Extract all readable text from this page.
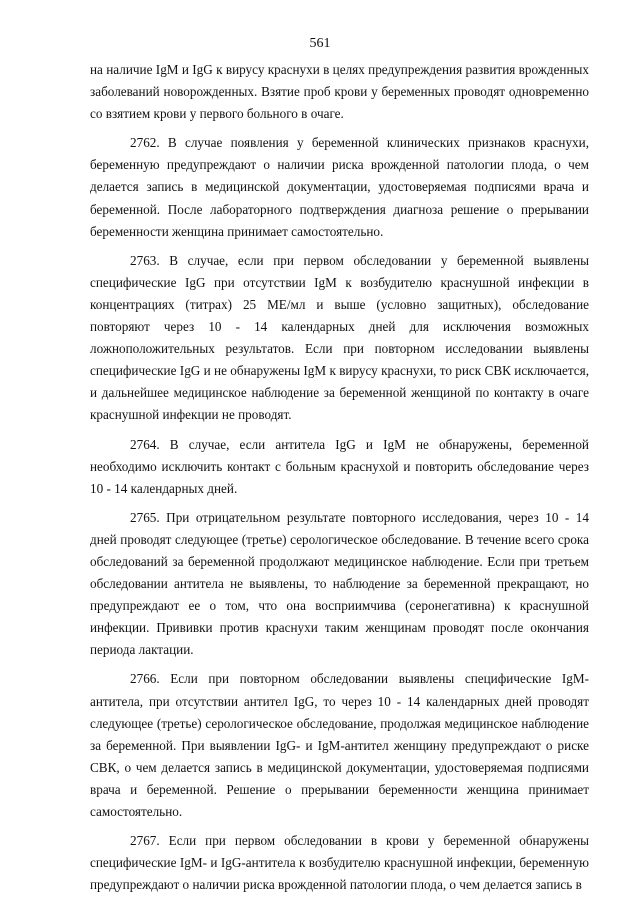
561

на наличие IgM и IgG к вирусу краснухи в целях предупреждения развития врожденных заболеваний новорожденных. Взятие проб крови у беременных проводят одновременно со взятием крови у первого больного в очаге.

2762. В случае появления у беременной клинических признаков краснухи, беременную предупреждают о наличии риска врожденной патологии плода, о чем делается запись в медицинской документации, удостоверяемая подписями врача и беременной. После лабораторного подтверждения диагноза решение о прерывании беременности женщина принимает самостоятельно.

2763. В случае, если при первом обследовании у беременной выявлены специфические IgG при отсутствии IgM к возбудителю краснушной инфекции в концентрациях (титрах) 25 МЕ/мл и выше (условно защитных), обследование повторяют через 10 - 14 календарных дней для исключения возможных ложноположительных результатов. Если при повторном исследовании выявлены специфические IgG и не обнаружены IgM к вирусу краснухи, то риск СВК исключается, и дальнейшее медицинское наблюдение за беременной женщиной по контакту в очаге краснушной инфекции не проводят.

2764. В случае, если антитела IgG и IgM не обнаружены, беременной необходимо исключить контакт с больным краснухой и повторить обследование через 10 - 14 календарных дней.

2765. При отрицательном результате повторного исследования, через 10 - 14 дней проводят следующее (третье) серологическое обследование. В течение всего срока обследований за беременной продолжают медицинское наблюдение. Если при третьем обследовании антитела не выявлены, то наблюдение за беременной прекращают, но предупреждают ее о том, что она восприимчива (серонегативна) к краснушной инфекции. Прививки против краснухи таким женщинам проводят после окончания периода лактации.

2766. Если при повторном обследовании выявлены специфические IgM-антитела, при отсутствии антител IgG, то через 10 - 14 календарных дней проводят следующее (третье) серологическое обследование, продолжая медицинское наблюдение за беременной. При выявлении IgG- и IgM-антител женщину предупреждают о риске СВК, о чем делается запись в медицинской документации, удостоверяемая подписями врача и беременной. Решение о прерывании беременности женщина принимает самостоятельно.

2767. Если при первом обследовании в крови у беременной обнаружены специфические IgM- и IgG-антитела к возбудителю краснушной инфекции, беременную предупреждают о наличии риска врожденной патологии плода, о чем делается запись в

———

**JOB:**
Reproduce the listing word for word and omit its pictures.

**RESPONSE TO THIS TASK:**
Extract all readable text from this page.
561

на наличие IgM и IgG к вирусу краснухи в целях предупреждения развития врожденных заболеваний новорожденных. Взятие проб крови у беременных проводят одновременно со взятием крови у первого больного в очаге.

2762. В случае появления у беременной клинических признаков краснухи, беременную предупреждают о наличии риска врожденной патологии плода, о чем делается запись в медицинской документации, удостоверяемая подписями врача и беременной. После лабораторного подтверждения диагноза решение о прерывании беременности женщина принимает самостоятельно.

2763. В случае, если при первом обследовании у беременной выявлены специфические IgG при отсутствии IgM к возбудителю краснушной инфекции в концентрациях (титрах) 25 МЕ/мл и выше (условно защитных), обследование повторяют через 10 - 14 календарных дней для исключения возможных ложноположительных результатов. Если при повторном исследовании выявлены специфические IgG и не обнаружены IgM к вирусу краснухи, то риск СВК исключается, и дальнейшее медицинское наблюдение за беременной женщиной по контакту в очаге краснушной инфекции не проводят.

2764. В случае, если антитела IgG и IgM не обнаружены, беременной необходимо исключить контакт с больным краснухой и повторить обследование через 10 - 14 календарных дней.

2765. При отрицательном результате повторного исследования, через 10 - 14 дней проводят следующее (третье) серологическое обследование. В течение всего срока обследований за беременной продолжают медицинское наблюдение. Если при третьем обследовании антитела не выявлены, то наблюдение за беременной прекращают, но предупреждают ее о том, что она восприимчива (серонегативна) к краснушной инфекции. Прививки против краснухи таким женщинам проводят после окончания периода лактации.

2766. Если при повторном обследовании выявлены специфические IgM-антитела, при отсутствии антител IgG, то через 10 - 14 календарных дней проводят следующее (третье) серологическое обследование, продолжая медицинское наблюдение за беременной. При выявлении IgG- и IgM-антител женщину предупреждают о риске СВК, о чем делается запись в медицинской документации, удостоверяемая подписями врача и беременной. Решение о прерывании беременности женщина принимает самостоятельно.

2767. Если при первом обследовании в крови у беременной обнаружены специфические IgM- и IgG-антитела к возбудителю краснушной инфекции, беременную предупреждают о наличии риска врожденной патологии плода, о чем делается запись в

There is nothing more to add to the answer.